-- AIM --
Retype, without alteration, each line from the line containing "Convert this screenshot" to the final line of the records.

━━━━━━━━━━━━━━━━

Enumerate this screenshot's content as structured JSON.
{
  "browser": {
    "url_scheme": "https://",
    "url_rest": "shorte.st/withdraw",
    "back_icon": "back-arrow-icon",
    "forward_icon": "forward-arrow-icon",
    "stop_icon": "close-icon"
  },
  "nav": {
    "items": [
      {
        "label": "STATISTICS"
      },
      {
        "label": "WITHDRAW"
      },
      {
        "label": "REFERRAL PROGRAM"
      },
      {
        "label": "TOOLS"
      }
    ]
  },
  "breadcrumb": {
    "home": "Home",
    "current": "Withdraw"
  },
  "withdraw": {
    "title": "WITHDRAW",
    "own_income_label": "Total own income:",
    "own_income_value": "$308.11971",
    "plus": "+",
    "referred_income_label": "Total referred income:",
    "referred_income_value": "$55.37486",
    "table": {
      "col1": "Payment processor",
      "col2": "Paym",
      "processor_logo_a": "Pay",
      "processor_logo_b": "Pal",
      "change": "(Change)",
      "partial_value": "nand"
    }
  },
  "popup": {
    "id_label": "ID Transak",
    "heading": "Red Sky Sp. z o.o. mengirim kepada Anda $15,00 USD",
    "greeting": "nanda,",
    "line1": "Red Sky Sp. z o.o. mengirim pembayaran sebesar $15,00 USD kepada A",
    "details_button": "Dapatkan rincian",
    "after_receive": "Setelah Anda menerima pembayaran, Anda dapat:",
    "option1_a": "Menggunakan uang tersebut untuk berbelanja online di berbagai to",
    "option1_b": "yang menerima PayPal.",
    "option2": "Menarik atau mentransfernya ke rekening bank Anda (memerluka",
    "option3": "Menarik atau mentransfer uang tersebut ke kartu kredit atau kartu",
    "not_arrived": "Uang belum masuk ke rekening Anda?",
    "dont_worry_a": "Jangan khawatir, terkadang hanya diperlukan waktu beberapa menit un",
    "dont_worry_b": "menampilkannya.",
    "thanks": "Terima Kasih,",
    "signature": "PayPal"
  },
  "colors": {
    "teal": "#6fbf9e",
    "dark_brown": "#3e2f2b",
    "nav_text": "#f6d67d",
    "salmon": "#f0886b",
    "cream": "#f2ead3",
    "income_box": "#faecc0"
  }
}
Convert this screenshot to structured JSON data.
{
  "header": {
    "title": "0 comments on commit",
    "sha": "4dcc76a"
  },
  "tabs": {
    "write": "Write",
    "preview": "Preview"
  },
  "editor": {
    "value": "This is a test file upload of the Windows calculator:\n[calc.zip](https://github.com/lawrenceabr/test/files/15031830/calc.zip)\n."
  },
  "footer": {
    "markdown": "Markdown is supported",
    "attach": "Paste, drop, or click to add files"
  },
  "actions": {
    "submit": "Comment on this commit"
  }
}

━━━━━━━━━━━━━━━━

-- RESPONSE TO THIS EXERCISE --
Convert this screenshot to structured JSON data.
{
  "header": {
    "title": "0 comments on commit",
    "sha": "4dcc76a"
  },
  "tabs": {
    "write": "Write",
    "preview": "Preview"
  },
  "editor": {
    "value": "This is a test file upload of the Windows calculator:\n[calc.zip](https://github.com/lawrenceabr/test/files/15031830/calc.zip)\n."
  },
  "footer": {
    "markdown": "Markdown is supported",
    "attach": "Paste, drop, or click to add files"
  },
  "actions": {
    "submit": "Comment on this commit"
  }
}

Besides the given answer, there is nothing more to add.